## begin
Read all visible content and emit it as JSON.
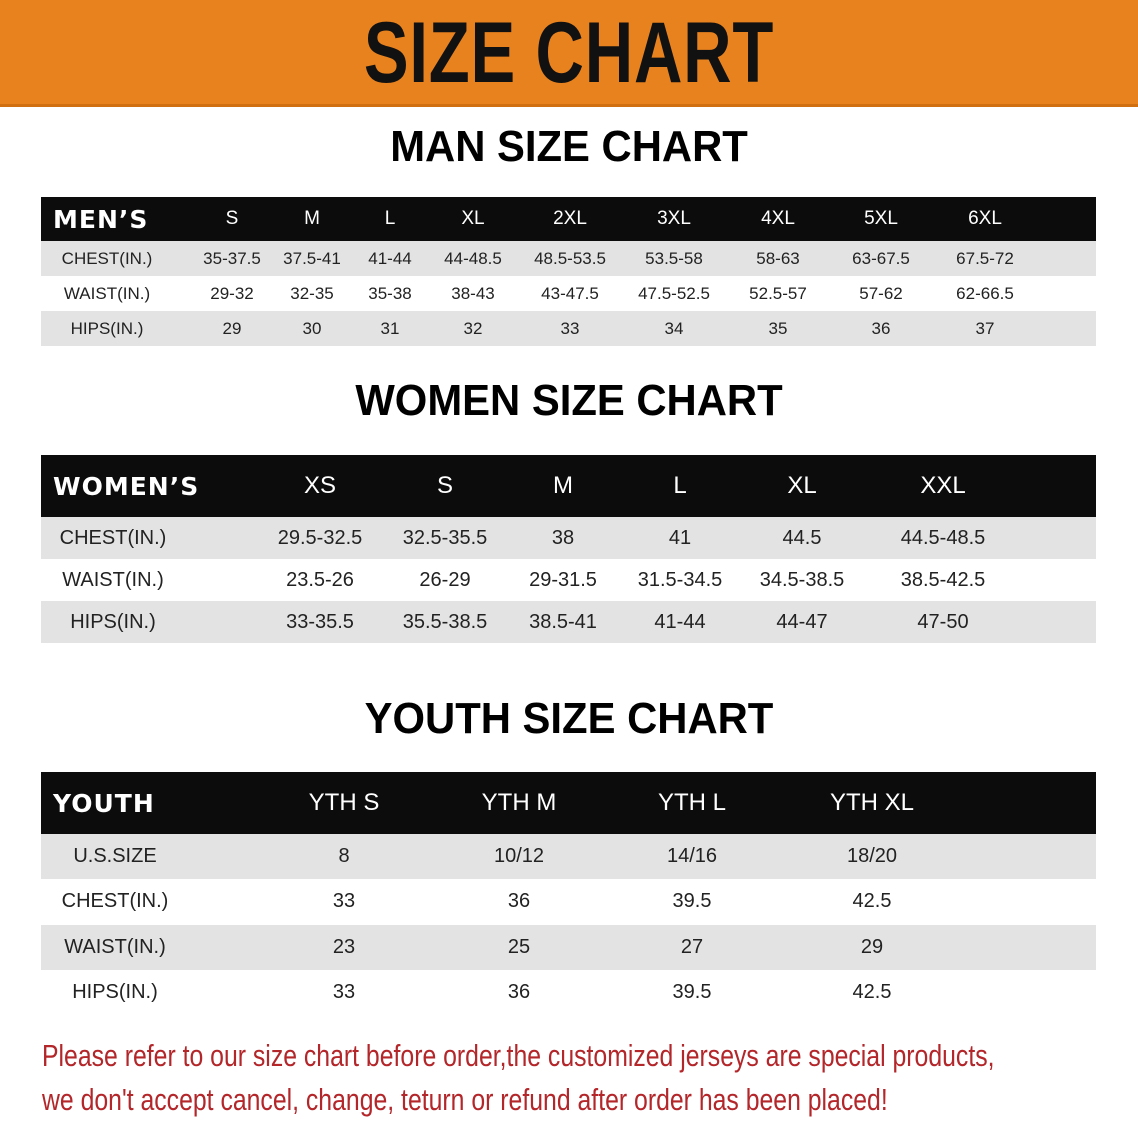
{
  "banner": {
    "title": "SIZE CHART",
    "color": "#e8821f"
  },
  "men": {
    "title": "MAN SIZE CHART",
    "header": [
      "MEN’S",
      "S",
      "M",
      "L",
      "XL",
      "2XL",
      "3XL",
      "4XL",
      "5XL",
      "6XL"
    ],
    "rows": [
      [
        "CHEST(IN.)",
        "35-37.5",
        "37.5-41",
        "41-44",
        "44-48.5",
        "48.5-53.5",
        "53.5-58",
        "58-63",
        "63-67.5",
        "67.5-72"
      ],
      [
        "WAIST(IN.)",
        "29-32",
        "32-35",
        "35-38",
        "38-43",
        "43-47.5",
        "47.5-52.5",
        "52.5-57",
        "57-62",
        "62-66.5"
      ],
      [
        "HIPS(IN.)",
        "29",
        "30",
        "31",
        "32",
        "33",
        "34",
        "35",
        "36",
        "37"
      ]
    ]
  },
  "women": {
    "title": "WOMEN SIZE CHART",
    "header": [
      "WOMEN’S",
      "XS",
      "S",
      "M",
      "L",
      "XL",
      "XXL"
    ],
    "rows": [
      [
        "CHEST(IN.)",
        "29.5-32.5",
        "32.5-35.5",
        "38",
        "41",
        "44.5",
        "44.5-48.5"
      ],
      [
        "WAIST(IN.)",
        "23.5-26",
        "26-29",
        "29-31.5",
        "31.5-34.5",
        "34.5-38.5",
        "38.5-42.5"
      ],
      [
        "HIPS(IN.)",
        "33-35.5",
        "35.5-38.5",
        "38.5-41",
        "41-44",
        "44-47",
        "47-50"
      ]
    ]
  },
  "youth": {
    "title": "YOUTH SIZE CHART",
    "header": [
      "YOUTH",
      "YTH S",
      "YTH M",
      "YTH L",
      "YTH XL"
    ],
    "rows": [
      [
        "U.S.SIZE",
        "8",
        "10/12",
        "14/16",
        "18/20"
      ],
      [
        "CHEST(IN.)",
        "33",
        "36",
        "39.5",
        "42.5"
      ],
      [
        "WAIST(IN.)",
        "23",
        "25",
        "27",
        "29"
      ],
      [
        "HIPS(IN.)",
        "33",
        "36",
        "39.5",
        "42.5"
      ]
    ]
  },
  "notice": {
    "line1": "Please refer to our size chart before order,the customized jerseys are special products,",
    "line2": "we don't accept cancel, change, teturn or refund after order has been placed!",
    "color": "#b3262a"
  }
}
## end
## Challenge:
Repeat each entry above word for word, leaving every picture out.

## Right answer:
Read all visible content and emit it as JSON.
{
  "banner": {
    "title": "SIZE CHART",
    "color": "#e8821f"
  },
  "men": {
    "title": "MAN SIZE CHART",
    "header": [
      "MEN’S",
      "S",
      "M",
      "L",
      "XL",
      "2XL",
      "3XL",
      "4XL",
      "5XL",
      "6XL"
    ],
    "rows": [
      [
        "CHEST(IN.)",
        "35-37.5",
        "37.5-41",
        "41-44",
        "44-48.5",
        "48.5-53.5",
        "53.5-58",
        "58-63",
        "63-67.5",
        "67.5-72"
      ],
      [
        "WAIST(IN.)",
        "29-32",
        "32-35",
        "35-38",
        "38-43",
        "43-47.5",
        "47.5-52.5",
        "52.5-57",
        "57-62",
        "62-66.5"
      ],
      [
        "HIPS(IN.)",
        "29",
        "30",
        "31",
        "32",
        "33",
        "34",
        "35",
        "36",
        "37"
      ]
    ]
  },
  "women": {
    "title": "WOMEN SIZE CHART",
    "header": [
      "WOMEN’S",
      "XS",
      "S",
      "M",
      "L",
      "XL",
      "XXL"
    ],
    "rows": [
      [
        "CHEST(IN.)",
        "29.5-32.5",
        "32.5-35.5",
        "38",
        "41",
        "44.5",
        "44.5-48.5"
      ],
      [
        "WAIST(IN.)",
        "23.5-26",
        "26-29",
        "29-31.5",
        "31.5-34.5",
        "34.5-38.5",
        "38.5-42.5"
      ],
      [
        "HIPS(IN.)",
        "33-35.5",
        "35.5-38.5",
        "38.5-41",
        "41-44",
        "44-47",
        "47-50"
      ]
    ]
  },
  "youth": {
    "title": "YOUTH SIZE CHART",
    "header": [
      "YOUTH",
      "YTH S",
      "YTH M",
      "YTH L",
      "YTH XL"
    ],
    "rows": [
      [
        "U.S.SIZE",
        "8",
        "10/12",
        "14/16",
        "18/20"
      ],
      [
        "CHEST(IN.)",
        "33",
        "36",
        "39.5",
        "42.5"
      ],
      [
        "WAIST(IN.)",
        "23",
        "25",
        "27",
        "29"
      ],
      [
        "HIPS(IN.)",
        "33",
        "36",
        "39.5",
        "42.5"
      ]
    ]
  },
  "notice": {
    "line1": "Please refer to our size chart before order,the customized jerseys are special products,",
    "line2": "we don't accept cancel, change, teturn or refund after order has been placed!",
    "color": "#b3262a"
  }
}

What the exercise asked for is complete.